■ **SHORT TASK**: Rewrite the full listing below as a JSON list of strings, one string per line, with blank lines omitted.

## Begin DATASET RECORDS

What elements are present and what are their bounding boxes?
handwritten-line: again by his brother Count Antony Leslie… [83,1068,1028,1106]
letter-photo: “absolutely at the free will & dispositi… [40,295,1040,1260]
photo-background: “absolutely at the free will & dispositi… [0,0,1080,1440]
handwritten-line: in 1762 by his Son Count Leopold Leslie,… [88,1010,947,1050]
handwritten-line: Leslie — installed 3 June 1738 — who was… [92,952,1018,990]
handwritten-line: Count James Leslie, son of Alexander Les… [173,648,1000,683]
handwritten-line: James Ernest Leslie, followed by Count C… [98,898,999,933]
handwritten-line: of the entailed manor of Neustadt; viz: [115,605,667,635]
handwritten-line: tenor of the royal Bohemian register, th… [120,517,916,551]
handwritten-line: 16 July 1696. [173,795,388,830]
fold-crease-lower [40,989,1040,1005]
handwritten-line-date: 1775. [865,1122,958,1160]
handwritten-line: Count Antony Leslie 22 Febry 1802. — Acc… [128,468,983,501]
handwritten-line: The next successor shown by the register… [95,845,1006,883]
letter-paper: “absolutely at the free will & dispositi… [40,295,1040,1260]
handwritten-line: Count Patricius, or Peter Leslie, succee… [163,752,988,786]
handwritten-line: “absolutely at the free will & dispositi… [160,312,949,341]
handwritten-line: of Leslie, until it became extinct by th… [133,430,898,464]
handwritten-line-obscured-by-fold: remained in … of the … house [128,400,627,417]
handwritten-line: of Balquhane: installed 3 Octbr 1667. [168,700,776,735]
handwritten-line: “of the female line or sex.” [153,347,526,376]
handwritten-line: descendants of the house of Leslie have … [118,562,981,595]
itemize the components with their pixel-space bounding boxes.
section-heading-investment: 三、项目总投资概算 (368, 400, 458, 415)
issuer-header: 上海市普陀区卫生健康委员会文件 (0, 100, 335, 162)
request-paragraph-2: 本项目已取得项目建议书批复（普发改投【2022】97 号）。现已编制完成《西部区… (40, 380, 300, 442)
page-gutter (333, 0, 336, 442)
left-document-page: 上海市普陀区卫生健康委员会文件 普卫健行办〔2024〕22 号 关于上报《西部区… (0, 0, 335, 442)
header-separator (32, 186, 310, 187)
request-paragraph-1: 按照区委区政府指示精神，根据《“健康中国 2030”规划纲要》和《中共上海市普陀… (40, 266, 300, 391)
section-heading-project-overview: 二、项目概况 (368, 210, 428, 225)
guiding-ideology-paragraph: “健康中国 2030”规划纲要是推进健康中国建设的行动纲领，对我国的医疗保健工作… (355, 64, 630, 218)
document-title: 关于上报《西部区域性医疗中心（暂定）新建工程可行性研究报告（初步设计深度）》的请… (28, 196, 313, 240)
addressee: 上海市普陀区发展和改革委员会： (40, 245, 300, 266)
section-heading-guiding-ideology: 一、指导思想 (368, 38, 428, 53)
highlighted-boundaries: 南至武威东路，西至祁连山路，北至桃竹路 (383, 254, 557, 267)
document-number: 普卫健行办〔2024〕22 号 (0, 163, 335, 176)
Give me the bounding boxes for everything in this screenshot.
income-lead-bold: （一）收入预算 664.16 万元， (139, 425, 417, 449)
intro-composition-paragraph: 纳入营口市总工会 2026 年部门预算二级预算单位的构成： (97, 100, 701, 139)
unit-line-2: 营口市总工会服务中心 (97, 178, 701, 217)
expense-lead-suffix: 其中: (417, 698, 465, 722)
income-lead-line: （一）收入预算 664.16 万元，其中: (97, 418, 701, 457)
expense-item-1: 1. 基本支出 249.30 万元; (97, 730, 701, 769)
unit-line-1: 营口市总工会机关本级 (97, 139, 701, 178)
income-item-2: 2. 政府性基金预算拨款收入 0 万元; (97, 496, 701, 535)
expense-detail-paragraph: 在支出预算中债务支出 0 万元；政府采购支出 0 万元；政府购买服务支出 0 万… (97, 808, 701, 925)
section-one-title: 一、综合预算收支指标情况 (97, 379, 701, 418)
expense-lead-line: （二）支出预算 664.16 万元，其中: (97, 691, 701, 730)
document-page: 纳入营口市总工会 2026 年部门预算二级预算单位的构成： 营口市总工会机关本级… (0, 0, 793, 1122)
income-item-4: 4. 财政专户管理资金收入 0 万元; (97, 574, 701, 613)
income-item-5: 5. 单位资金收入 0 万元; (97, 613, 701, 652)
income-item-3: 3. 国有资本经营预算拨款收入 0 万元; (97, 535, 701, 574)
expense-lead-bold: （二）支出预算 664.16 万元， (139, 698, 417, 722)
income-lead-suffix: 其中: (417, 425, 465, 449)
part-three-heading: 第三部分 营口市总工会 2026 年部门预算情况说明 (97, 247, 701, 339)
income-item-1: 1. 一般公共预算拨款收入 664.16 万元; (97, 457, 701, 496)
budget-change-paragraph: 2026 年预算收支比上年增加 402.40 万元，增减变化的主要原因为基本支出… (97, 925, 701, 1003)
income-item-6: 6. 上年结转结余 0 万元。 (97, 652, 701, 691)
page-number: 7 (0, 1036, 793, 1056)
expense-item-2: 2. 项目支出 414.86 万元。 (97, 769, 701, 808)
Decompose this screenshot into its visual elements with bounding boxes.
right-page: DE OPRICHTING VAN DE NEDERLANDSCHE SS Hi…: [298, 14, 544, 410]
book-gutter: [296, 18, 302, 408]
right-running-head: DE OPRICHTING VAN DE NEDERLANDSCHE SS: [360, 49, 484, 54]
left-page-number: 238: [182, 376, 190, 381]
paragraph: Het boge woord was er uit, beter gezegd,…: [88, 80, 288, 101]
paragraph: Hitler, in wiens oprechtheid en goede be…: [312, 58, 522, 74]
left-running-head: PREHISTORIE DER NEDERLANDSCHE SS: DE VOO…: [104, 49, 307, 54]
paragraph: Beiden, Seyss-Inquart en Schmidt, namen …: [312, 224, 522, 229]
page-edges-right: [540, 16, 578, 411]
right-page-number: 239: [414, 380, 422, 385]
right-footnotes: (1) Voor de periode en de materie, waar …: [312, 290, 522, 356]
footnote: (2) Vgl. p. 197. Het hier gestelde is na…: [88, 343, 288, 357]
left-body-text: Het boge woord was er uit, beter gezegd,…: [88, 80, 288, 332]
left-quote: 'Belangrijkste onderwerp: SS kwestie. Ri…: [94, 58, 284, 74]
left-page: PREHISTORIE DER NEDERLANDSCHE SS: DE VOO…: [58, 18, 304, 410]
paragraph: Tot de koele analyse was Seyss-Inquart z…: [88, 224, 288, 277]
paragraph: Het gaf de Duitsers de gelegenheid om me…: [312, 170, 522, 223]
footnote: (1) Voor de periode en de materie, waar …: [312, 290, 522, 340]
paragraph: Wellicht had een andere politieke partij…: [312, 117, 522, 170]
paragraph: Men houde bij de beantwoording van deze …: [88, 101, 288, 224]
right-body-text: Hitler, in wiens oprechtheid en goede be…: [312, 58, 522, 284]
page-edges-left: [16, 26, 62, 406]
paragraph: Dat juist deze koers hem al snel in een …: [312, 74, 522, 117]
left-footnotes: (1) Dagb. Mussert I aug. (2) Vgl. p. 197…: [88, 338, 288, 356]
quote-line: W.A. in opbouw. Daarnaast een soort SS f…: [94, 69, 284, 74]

## End DATASET RECORDS

■ **OUTPUT**:
[
  "What elements are present and what are their bounding boxes?",
  "handwritten-line: again by his brother Count Antony Leslie… [83,1068,1028,1106]",
  "letter-photo: “absolutely at the free will & dispositi… [40,295,1040,1260]",
  "photo-background: “absolutely at the free will & dispositi… [0,0,1080,1440]",
  "handwritten-line: in 1762 by his Son Count Leopold Leslie,… [88,1010,947,1050]",
  "handwritten-line: Leslie — installed 3 June 1738 — who was… [92,952,1018,990]",
  "handwritten-line: Count James Leslie, son of Alexander Les… [173,648,1000,683]",
  "handwritten-line: James Ernest Leslie, followed by Count C… [98,898,999,933]",
  "handwritten-line: of the entailed manor of Neustadt; viz: [115,605,667,635]",
  "handwritten-line: tenor of the royal Bohemian register, th… [120,517,916,551]",
  "handwritten-line: 16 July 1696. [173,795,388,830]",
  "fold-crease-lower [40,989,1040,1005]",
  "handwritten-line-date: 1775. [865,1122,958,1160]",
  "handwritten-line: Count Antony Leslie 22 Febry 1802. — Acc… [128,468,983,501]",
  "handwritten-line: The next successor shown by the register… [95,845,1006,883]",
  "letter-paper: “absolutely at the free will & dispositi… [40,295,1040,1260]",
  "handwritten-line: Count Patricius, or Peter Leslie, succee… [163,752,988,786]",
  "handwritten-line: “absolutely at the free will & dispositi… [160,312,949,341]",
  "handwritten-line: of Leslie, until it became extinct by th… [133,430,898,464]",
  "handwritten-line-obscured-by-fold: remained in … of the … house [128,400,627,417]",
  "handwritten-line: of Balquhane: installed 3 Octbr 1667. [168,700,776,735]",
  "handwritten-line: “of the female line or sex.” [153,347,526,376]",
  "handwritten-line: descendants of the house of Leslie have … [118,562,981,595]",
  "itemize the components with their pixel-space bounding boxes.",
  "section-heading-investment: 三、项目总投资概算 (368, 400, 458, 415)",
  "issuer-header: 上海市普陀区卫生健康委员会文件 (0, 100, 335, 162)",
  "request-paragraph-2: 本项目已取得项目建议书批复（普发改投【2022】97 号）。现已编制完成《西部区… (40, 380, 300, 442)",
  "page-gutter (333, 0, 336, 442)",
  "left-document-page: 上海市普陀区卫生健康委员会文件 普卫健行办〔2024〕22 号 关于上报《西部区… (0, 0, 335, 442)",
  "header-separator (32, 186, 310, 187)",
  "request-paragraph-1: 按照区委区政府指示精神，根据《“健康中国 2030”规划纲要》和《中共上海市普陀… (40, 266, 300, 391)",
  "section-heading-project-overview: 二、项目概况 (368, 210, 428, 225)",
  "guiding-ideology-paragraph: “健康中国 2030”规划纲要是推进健康中国建设的行动纲领，对我国的医疗保健工作… (355, 64, 630, 218)",
  "document-title: 关于上报《西部区域性医疗中心（暂定）新建工程可行性研究报告（初步设计深度）》的请… (28, 196, 313, 240)",
  "addressee: 上海市普陀区发展和改革委员会： (40, 245, 300, 266)",
  "section-heading-guiding-ideology: 一、指导思想 (368, 38, 428, 53)",
  "highlighted-boundaries: 南至武威东路，西至祁连山路，北至桃竹路 (383, 254, 557, 267)",
  "document-number: 普卫健行办〔2024〕22 号 (0, 163, 335, 176)",
  "Give me the bounding boxes for everything in this screenshot.",
  "income-lead-bold: （一）收入预算 664.16 万元， (139, 425, 417, 449)",
  "intro-composition-paragraph: 纳入营口市总工会 2026 年部门预算二级预算单位的构成： (97, 100, 701, 139)",
  "unit-line-2: 营口市总工会服务中心 (97, 178, 701, 217)",
  "expense-lead-suffix: 其中: (417, 698, 465, 722)",
  "income-lead-line: （一）收入预算 664.16 万元，其中: (97, 418, 701, 457)",
  "expense-item-1: 1. 基本支出 249.30 万元; (97, 730, 701, 769)",
  "unit-line-1: 营口市总工会机关本级 (97, 139, 701, 178)",
  "income-item-2: 2. 政府性基金预算拨款收入 0 万元; (97, 496, 701, 535)",
  "expense-detail-paragraph: 在支出预算中债务支出 0 万元；政府采购支出 0 万元；政府购买服务支出 0 万… (97, 808, 701, 925)",
  "section-one-title: 一、综合预算收支指标情况 (97, 379, 701, 418)",
  "expense-lead-line: （二）支出预算 664.16 万元，其中: (97, 691, 701, 730)",
  "document-page: 纳入营口市总工会 2026 年部门预算二级预算单位的构成： 营口市总工会机关本级… (0, 0, 793, 1122)",
  "income-item-4: 4. 财政专户管理资金收入 0 万元; (97, 574, 701, 613)",
  "income-item-5: 5. 单位资金收入 0 万元; (97, 613, 701, 652)",
  "income-item-3: 3. 国有资本经营预算拨款收入 0 万元; (97, 535, 701, 574)",
  "expense-lead-bold: （二）支出预算 664.16 万元， (139, 698, 417, 722)",
  "income-lead-suffix: 其中: (417, 425, 465, 449)",
  "part-three-heading: 第三部分 营口市总工会 2026 年部门预算情况说明 (97, 247, 701, 339)",
  "income-item-1: 1. 一般公共预算拨款收入 664.16 万元; (97, 457, 701, 496)",
  "budget-change-paragraph: 2026 年预算收支比上年增加 402.40 万元，增减变化的主要原因为基本支出… (97, 925, 701, 1003)",
  "income-item-6: 6. 上年结转结余 0 万元。 (97, 652, 701, 691)",
  "page-number: 7 (0, 1036, 793, 1056)",
  "expense-item-2: 2. 项目支出 414.86 万元。 (97, 769, 701, 808)",
  "Decompose this screenshot into its visual elements with bounding boxes.",
  "right-page: DE OPRICHTING VAN DE NEDERLANDSCHE SS Hi…: [298, 14, 544, 410]",
  "book-gutter: [296, 18, 302, 408]",
  "right-running-head: DE OPRICHTING VAN DE NEDERLANDSCHE SS: [360, 49, 484, 54]",
  "left-page-number: 238: [182, 376, 190, 381]",
  "paragraph: Het boge woord was er uit, beter gezegd,…: [88, 80, 288, 101]",
  "paragraph: Hitler, in wiens oprechtheid en goede be…: [312, 58, 522, 74]",
  "left-running-head: PREHISTORIE DER NEDERLANDSCHE SS: DE VOO…: [104, 49, 307, 54]",
  "paragraph: Beiden, Seyss-Inquart en Schmidt, namen …: [312, 224, 522, 229]",
  "page-edges-right: [540, 16, 578, 411]",
  "right-page-number: 239: [414, 380, 422, 385]",
  "right-footnotes: (1) Voor de periode en de materie, waar …: [312, 290, 522, 356]",
  "footnote: (2) Vgl. p. 197. Het hier gestelde is na…: [88, 343, 288, 357]",
  "left-body-text: Het boge woord was er uit, beter gezegd,…: [88, 80, 288, 332]",
  "left-quote: 'Belangrijkste onderwerp: SS kwestie. Ri…: [94, 58, 284, 74]",
  "left-page: PREHISTORIE DER NEDERLANDSCHE SS: DE VOO…: [58, 18, 304, 410]",
  "paragraph: Tot de koele analyse was Seyss-Inquart z…: [88, 224, 288, 277]",
  "paragraph: Het gaf de Duitsers de gelegenheid om me…: [312, 170, 522, 223]",
  "footnote: (1) Voor de periode en de materie, waar …: [312, 290, 522, 340]",
  "paragraph: Wellicht had een andere politieke partij…: [312, 117, 522, 170]",
  "paragraph: Men houde bij de beantwoording van deze …: [88, 101, 288, 224]",
  "right-body-text: Hitler, in wiens oprechtheid en goede be…: [312, 58, 522, 284]",
  "page-edges-left: [16, 26, 62, 406]",
  "paragraph: Dat juist deze koers hem al snel in een …: [312, 74, 522, 117]",
  "left-footnotes: (1) Dagb. Mussert I aug. (2) Vgl. p. 197…: [88, 338, 288, 356]",
  "quote-line: W.A. in opbouw. Daarnaast een soort SS f…: [94, 69, 284, 74]"
]